--- Begin ---

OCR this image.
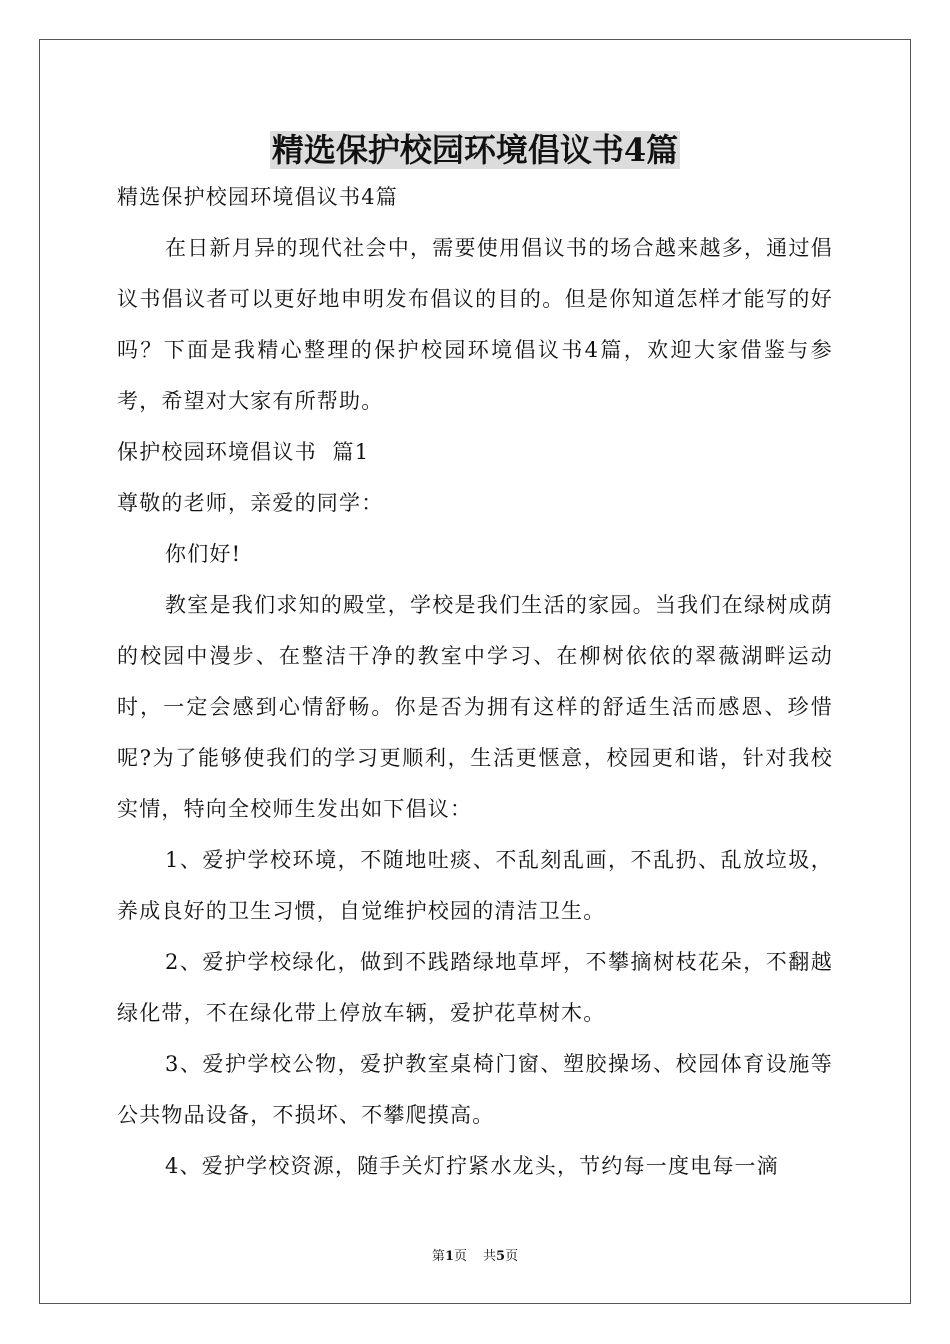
精选保护校园环境倡议书4篇

精选保护校园环境倡议书4篇

在日新月异的现代社会中，需要使用倡议书的场合越来越多，通过倡议书倡议者可以更好地申明发布倡议的目的。但是你知道怎样才能写的好吗？下面是我精心整理的保护校园环境倡议书4篇，欢迎大家借鉴与参考，希望对大家有所帮助。

保护校园环境倡议书  篇1

尊敬的老师，亲爱的同学：

你们好!

教室是我们求知的殿堂，学校是我们生活的家园。当我们在绿树成荫的校园中漫步、在整洁干净的教室中学习、在柳树依依的翠薇湖畔运动时，一定会感到心情舒畅。你是否为拥有这样的舒适生活而感恩、珍惜呢?为了能够使我们的学习更顺利，生活更惬意，校园更和谐，针对我校实情，特向全校师生发出如下倡议：

1、爱护学校环境，不随地吐痰、不乱刻乱画，不乱扔、乱放垃圾，养成良好的卫生习惯，自觉维护校园的清洁卫生。

2、爱护学校绿化，做到不践踏绿地草坪，不攀摘树枝花朵，不翻越绿化带，不在绿化带上停放车辆，爱护花草树木。

3、爱护学校公物，爱护教室桌椅门窗、塑胶操场、校园体育设施等公共物品设备，不损坏、不攀爬摸高。

4、爱护学校资源，随手关灯拧紧水龙头，节约每一度电每一滴

第1页 共5页
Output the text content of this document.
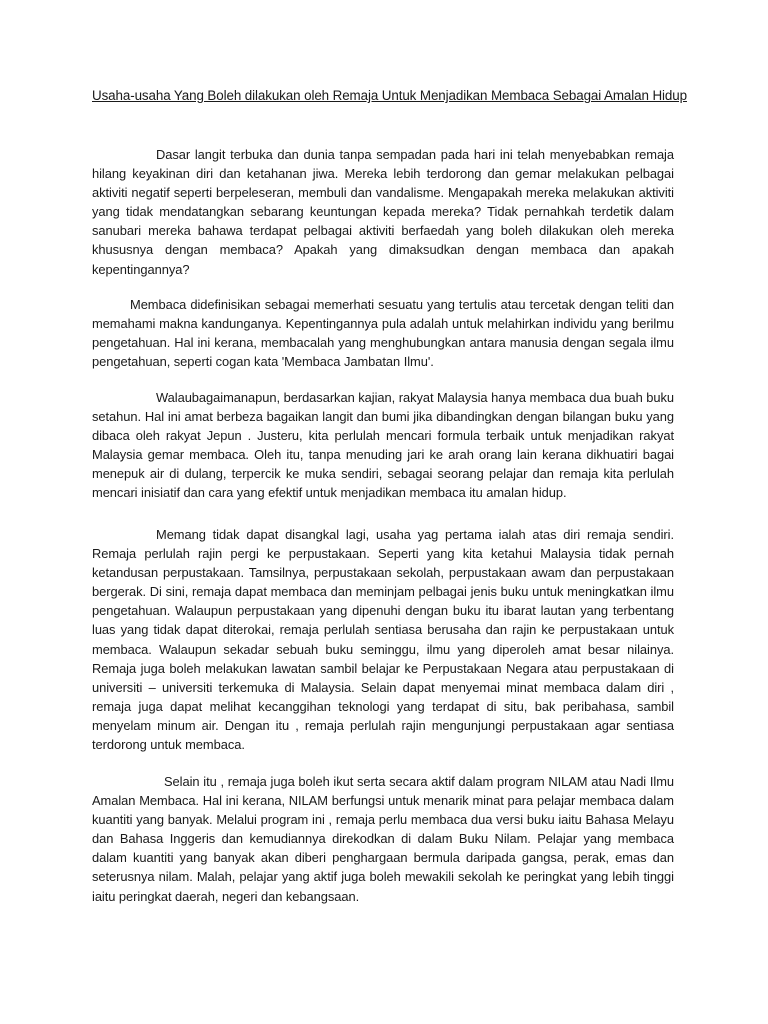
Usaha-usaha Yang Boleh dilakukan oleh Remaja Untuk Menjadikan Membaca Sebagai Amalan Hidup

Dasar langit terbuka dan dunia tanpa sempadan pada hari ini telah menyebabkan remaja hilang keyakinan diri dan ketahanan jiwa. Mereka lebih terdorong dan gemar melakukan pelbagai aktiviti negatif seperti berpeleseran, membuli dan vandalisme. Mengapakah mereka melakukan aktiviti yang tidak mendatangkan sebarang keuntungan kepada mereka? Tidak pernahkah terdetik dalam sanubari mereka bahawa terdapat pelbagai aktiviti berfaedah yang boleh dilakukan oleh mereka khususnya dengan membaca? Apakah yang dimaksudkan dengan membaca dan apakah kepentingannya?

Membaca didefinisikan sebagai memerhati sesuatu yang tertulis atau tercetak dengan teliti dan memahami makna kandunganya. Kepentingannya pula adalah untuk melahirkan individu yang berilmu pengetahuan. Hal ini kerana, membacalah yang menghubungkan antara manusia dengan segala ilmu pengetahuan, seperti cogan kata 'Membaca Jambatan Ilmu'.

Walaubagaimanapun, berdasarkan kajian, rakyat Malaysia hanya membaca dua buah buku setahun. Hal ini amat berbeza bagaikan langit dan bumi jika dibandingkan dengan bilangan buku yang dibaca oleh rakyat Jepun . Justeru, kita perlulah mencari formula terbaik untuk menjadikan rakyat Malaysia gemar membaca. Oleh itu, tanpa menuding jari ke arah orang lain kerana dikhuatiri bagai menepuk air di dulang, terpercik ke muka sendiri, sebagai seorang pelajar dan remaja kita perlulah mencari inisiatif dan cara yang efektif untuk menjadikan membaca itu amalan hidup.

Memang tidak dapat disangkal lagi, usaha yag pertama ialah atas diri remaja sendiri. Remaja perlulah rajin pergi ke perpustakaan. Seperti yang kita ketahui Malaysia tidak pernah ketandusan perpustakaan. Tamsilnya, perpustakaan sekolah, perpustakaan awam dan perpustakaan bergerak. Di sini, remaja dapat membaca dan meminjam pelbagai jenis buku untuk meningkatkan ilmu pengetahuan. Walaupun perpustakaan yang dipenuhi dengan buku itu ibarat lautan yang terbentang luas yang tidak dapat diterokai, remaja perlulah sentiasa berusaha dan rajin ke perpustakaan untuk membaca. Walaupun sekadar sebuah buku seminggu, ilmu yang diperoleh amat besar nilainya. Remaja juga boleh melakukan lawatan sambil belajar ke Perpustakaan Negara atau perpustakaan di universiti – universiti terkemuka di Malaysia. Selain dapat menyemai minat membaca dalam diri , remaja juga dapat melihat kecanggihan teknologi yang terdapat di situ, bak peribahasa, sambil menyelam minum air. Dengan itu , remaja perlulah rajin mengunjungi perpustakaan agar sentiasa terdorong untuk membaca.

Selain itu , remaja juga boleh ikut serta secara aktif dalam program NILAM atau Nadi Ilmu Amalan Membaca. Hal ini kerana, NILAM berfungsi untuk menarik minat para pelajar membaca dalam kuantiti yang banyak. Melalui program ini , remaja perlu membaca dua versi buku iaitu Bahasa Melayu dan Bahasa Inggeris dan kemudiannya direkodkan di dalam Buku Nilam. Pelajar yang membaca dalam kuantiti yang banyak akan diberi penghargaan bermula daripada gangsa, perak, emas dan seterusnya nilam. Malah, pelajar yang aktif juga boleh mewakili sekolah ke peringkat yang lebih tinggi iaitu peringkat daerah, negeri dan kebangsaan.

--- End ---

# What to work on
Drop the pictures and reproduce the rest of the entries above exactly.

# Expected output
OCR this image.
精选保护校园环境倡议书4篇

精选保护校园环境倡议书4篇

在日新月异的现代社会中，需要使用倡议书的场合越来越多，通过倡议书倡议者可以更好地申明发布倡议的目的。但是你知道怎样才能写的好吗？下面是我精心整理的保护校园环境倡议书4篇，欢迎大家借鉴与参考，希望对大家有所帮助。

保护校园环境倡议书  篇1

尊敬的老师，亲爱的同学：

你们好!

教室是我们求知的殿堂，学校是我们生活的家园。当我们在绿树成荫的校园中漫步、在整洁干净的教室中学习、在柳树依依的翠薇湖畔运动时，一定会感到心情舒畅。你是否为拥有这样的舒适生活而感恩、珍惜呢?为了能够使我们的学习更顺利，生活更惬意，校园更和谐，针对我校实情，特向全校师生发出如下倡议：

1、爱护学校环境，不随地吐痰、不乱刻乱画，不乱扔、乱放垃圾，养成良好的卫生习惯，自觉维护校园的清洁卫生。

2、爱护学校绿化，做到不践踏绿地草坪，不攀摘树枝花朵，不翻越绿化带，不在绿化带上停放车辆，爱护花草树木。

3、爱护学校公物，爱护教室桌椅门窗、塑胶操场、校园体育设施等公共物品设备，不损坏、不攀爬摸高。

4、爱护学校资源，随手关灯拧紧水龙头，节约每一度电每一滴

第1页 共5页
Output the text content of this document.
Usaha-usaha Yang Boleh dilakukan oleh Remaja Untuk Menjadikan Membaca Sebagai Amalan Hidup

Dasar langit terbuka dan dunia tanpa sempadan pada hari ini telah menyebabkan remaja hilang keyakinan diri dan ketahanan jiwa. Mereka lebih terdorong dan gemar melakukan pelbagai aktiviti negatif seperti berpeleseran, membuli dan vandalisme. Mengapakah mereka melakukan aktiviti yang tidak mendatangkan sebarang keuntungan kepada mereka? Tidak pernahkah terdetik dalam sanubari mereka bahawa terdapat pelbagai aktiviti berfaedah yang boleh dilakukan oleh mereka khususnya dengan membaca? Apakah yang dimaksudkan dengan membaca dan apakah kepentingannya?

Membaca didefinisikan sebagai memerhati sesuatu yang tertulis atau tercetak dengan teliti dan memahami makna kandunganya. Kepentingannya pula adalah untuk melahirkan individu yang berilmu pengetahuan. Hal ini kerana, membacalah yang menghubungkan antara manusia dengan segala ilmu pengetahuan, seperti cogan kata 'Membaca Jambatan Ilmu'.

Walaubagaimanapun, berdasarkan kajian, rakyat Malaysia hanya membaca dua buah buku setahun. Hal ini amat berbeza bagaikan langit dan bumi jika dibandingkan dengan bilangan buku yang dibaca oleh rakyat Jepun . Justeru, kita perlulah mencari formula terbaik untuk menjadikan rakyat Malaysia gemar membaca. Oleh itu, tanpa menuding jari ke arah orang lain kerana dikhuatiri bagai menepuk air di dulang, terpercik ke muka sendiri, sebagai seorang pelajar dan remaja kita perlulah mencari inisiatif dan cara yang efektif untuk menjadikan membaca itu amalan hidup.

Memang tidak dapat disangkal lagi, usaha yag pertama ialah atas diri remaja sendiri. Remaja perlulah rajin pergi ke perpustakaan. Seperti yang kita ketahui Malaysia tidak pernah ketandusan perpustakaan. Tamsilnya, perpustakaan sekolah, perpustakaan awam dan perpustakaan bergerak. Di sini, remaja dapat membaca dan meminjam pelbagai jenis buku untuk meningkatkan ilmu pengetahuan. Walaupun perpustakaan yang dipenuhi dengan buku itu ibarat lautan yang terbentang luas yang tidak dapat diterokai, remaja perlulah sentiasa berusaha dan rajin ke perpustakaan untuk membaca. Walaupun sekadar sebuah buku seminggu, ilmu yang diperoleh amat besar nilainya. Remaja juga boleh melakukan lawatan sambil belajar ke Perpustakaan Negara atau perpustakaan di universiti – universiti terkemuka di Malaysia. Selain dapat menyemai minat membaca dalam diri , remaja juga dapat melihat kecanggihan teknologi yang terdapat di situ, bak peribahasa, sambil menyelam minum air. Dengan itu , remaja perlulah rajin mengunjungi perpustakaan agar sentiasa terdorong untuk membaca.

Selain itu , remaja juga boleh ikut serta secara aktif dalam program NILAM atau Nadi Ilmu Amalan Membaca. Hal ini kerana, NILAM berfungsi untuk menarik minat para pelajar membaca dalam kuantiti yang banyak. Melalui program ini , remaja perlu membaca dua versi buku iaitu Bahasa Melayu dan Bahasa Inggeris dan kemudiannya direkodkan di dalam Buku Nilam. Pelajar yang membaca dalam kuantiti yang banyak akan diberi penghargaan bermula daripada gangsa, perak, emas dan seterusnya nilam. Malah, pelajar yang aktif juga boleh mewakili sekolah ke peringkat yang lebih tinggi iaitu peringkat daerah, negeri dan kebangsaan.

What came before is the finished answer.